• [Task goal]
Print out every record exactly as it appears.

• [Collection entries]

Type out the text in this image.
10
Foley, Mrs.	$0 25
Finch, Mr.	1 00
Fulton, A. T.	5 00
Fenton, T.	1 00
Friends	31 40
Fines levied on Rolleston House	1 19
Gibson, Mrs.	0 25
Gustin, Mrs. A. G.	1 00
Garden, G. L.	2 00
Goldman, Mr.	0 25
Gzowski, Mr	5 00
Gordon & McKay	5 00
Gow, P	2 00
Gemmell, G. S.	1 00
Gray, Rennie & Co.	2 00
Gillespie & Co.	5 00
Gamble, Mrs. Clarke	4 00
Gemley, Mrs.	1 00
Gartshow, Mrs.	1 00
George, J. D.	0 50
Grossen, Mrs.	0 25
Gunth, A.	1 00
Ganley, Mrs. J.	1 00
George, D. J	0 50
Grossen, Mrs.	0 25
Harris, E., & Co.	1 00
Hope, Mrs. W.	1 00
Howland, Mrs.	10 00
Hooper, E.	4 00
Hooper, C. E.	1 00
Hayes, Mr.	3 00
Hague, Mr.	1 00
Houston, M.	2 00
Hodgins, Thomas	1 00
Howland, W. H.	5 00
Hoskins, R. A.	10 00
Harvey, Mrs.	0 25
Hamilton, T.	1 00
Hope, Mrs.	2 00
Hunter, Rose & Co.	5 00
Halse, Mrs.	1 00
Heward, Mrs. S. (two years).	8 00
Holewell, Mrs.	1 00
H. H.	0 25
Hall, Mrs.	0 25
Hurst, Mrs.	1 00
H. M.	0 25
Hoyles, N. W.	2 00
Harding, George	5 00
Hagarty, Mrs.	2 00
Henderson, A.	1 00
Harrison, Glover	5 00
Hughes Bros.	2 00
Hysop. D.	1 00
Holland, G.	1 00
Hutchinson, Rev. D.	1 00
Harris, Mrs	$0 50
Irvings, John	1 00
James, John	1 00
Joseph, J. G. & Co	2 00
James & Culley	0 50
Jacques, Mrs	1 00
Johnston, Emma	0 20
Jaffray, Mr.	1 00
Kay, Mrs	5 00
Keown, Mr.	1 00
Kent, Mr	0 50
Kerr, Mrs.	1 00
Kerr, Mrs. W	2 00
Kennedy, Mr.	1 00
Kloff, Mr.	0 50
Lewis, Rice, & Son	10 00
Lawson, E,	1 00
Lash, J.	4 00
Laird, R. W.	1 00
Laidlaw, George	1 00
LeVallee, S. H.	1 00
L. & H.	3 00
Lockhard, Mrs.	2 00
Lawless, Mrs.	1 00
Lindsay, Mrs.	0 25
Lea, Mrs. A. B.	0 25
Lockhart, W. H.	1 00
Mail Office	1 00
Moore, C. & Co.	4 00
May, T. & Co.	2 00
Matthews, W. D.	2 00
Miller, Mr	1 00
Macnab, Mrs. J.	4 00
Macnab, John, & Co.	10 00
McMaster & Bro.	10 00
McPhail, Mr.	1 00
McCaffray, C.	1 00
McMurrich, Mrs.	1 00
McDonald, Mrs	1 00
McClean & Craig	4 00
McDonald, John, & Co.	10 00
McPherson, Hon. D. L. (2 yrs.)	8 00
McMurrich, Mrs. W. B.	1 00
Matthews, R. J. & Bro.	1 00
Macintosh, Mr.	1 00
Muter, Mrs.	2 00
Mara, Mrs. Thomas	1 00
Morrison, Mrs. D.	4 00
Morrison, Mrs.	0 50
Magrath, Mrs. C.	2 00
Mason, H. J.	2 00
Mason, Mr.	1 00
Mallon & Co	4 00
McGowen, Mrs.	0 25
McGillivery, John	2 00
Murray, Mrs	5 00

• [Response to this task]
Type out the text in this image.
10
Foley, Mrs.	$0 25
Finch, Mr.	1 00
Fulton, A. T.	5 00
Fenton, T.	1 00
Friends	31 40
Fines levied on Rolleston House	1 19
Gibson, Mrs.	0 25
Gustin, Mrs. A. G.	1 00
Garden, G. L.	2 00
Goldman, Mr.	0 25
Gzowski, Mr	5 00
Gordon & McKay	5 00
Gow, P	2 00
Gemmell, G. S.	1 00
Gray, Rennie & Co.	2 00
Gillespie & Co.	5 00
Gamble, Mrs. Clarke	4 00
Gemley, Mrs.	1 00
Gartshow, Mrs.	1 00
George, J. D.	0 50
Grossen, Mrs.	0 25
Gunth, A.	1 00
Ganley, Mrs. J.	1 00
George, D. J	0 50
Grossen, Mrs.	0 25
Harris, E., & Co.	1 00
Hope, Mrs. W.	1 00
Howland, Mrs.	10 00
Hooper, E.	4 00
Hooper, C. E.	1 00
Hayes, Mr.	3 00
Hague, Mr.	1 00
Houston, M.	2 00
Hodgins, Thomas	1 00
Howland, W. H.	5 00
Hoskins, R. A.	10 00
Harvey, Mrs.	0 25
Hamilton, T.	1 00
Hope, Mrs.	2 00
Hunter, Rose & Co.	5 00
Halse, Mrs.	1 00
Heward, Mrs. S. (two years).	8 00
Holewell, Mrs.	1 00
H. H.	0 25
Hall, Mrs.	0 25
Hurst, Mrs.	1 00
H. M.	0 25
Hoyles, N. W.	2 00
Harding, George	5 00
Hagarty, Mrs.	2 00
Henderson, A.	1 00
Harrison, Glover	5 00
Hughes Bros.	2 00
Hysop. D.	1 00
Holland, G.	1 00
Hutchinson, Rev. D.	1 00
Harris, Mrs	$0 50
Irvings, John	1 00
James, John	1 00
Joseph, J. G. & Co	2 00
James & Culley	0 50
Jacques, Mrs	1 00
Johnston, Emma	0 20
Jaffray, Mr.	1 00
Kay, Mrs	5 00
Keown, Mr.	1 00
Kent, Mr	0 50
Kerr, Mrs.	1 00
Kerr, Mrs. W	2 00
Kennedy, Mr.	1 00
Kloff, Mr.	0 50
Lewis, Rice, & Son	10 00
Lawson, E,	1 00
Lash, J.	4 00
Laird, R. W.	1 00
Laidlaw, George	1 00
LeVallee, S. H.	1 00
L. & H.	3 00
Lockhard, Mrs.	2 00
Lawless, Mrs.	1 00
Lindsay, Mrs.	0 25
Lea, Mrs. A. B.	0 25
Lockhart, W. H.	1 00
Mail Office	1 00
Moore, C. & Co.	4 00
May, T. & Co.	2 00
Matthews, W. D.	2 00
Miller, Mr	1 00
Macnab, Mrs. J.	4 00
Macnab, John, & Co.	10 00
McMaster & Bro.	10 00
McPhail, Mr.	1 00
McCaffray, C.	1 00
McMurrich, Mrs.	1 00
McDonald, Mrs	1 00
McClean & Craig	4 00
McDonald, John, & Co.	10 00
McPherson, Hon. D. L. (2 yrs.)	8 00
McMurrich, Mrs. W. B.	1 00
Matthews, R. J. & Bro.	1 00
Macintosh, Mr.	1 00
Muter, Mrs.	2 00
Mara, Mrs. Thomas	1 00
Morrison, Mrs. D.	4 00
Morrison, Mrs.	0 50
Magrath, Mrs. C.	2 00
Mason, H. J.	2 00
Mason, Mr.	1 00
Mallon & Co	4 00
McGowen, Mrs.	0 25
McGillivery, John	2 00
Murray, Mrs	5 00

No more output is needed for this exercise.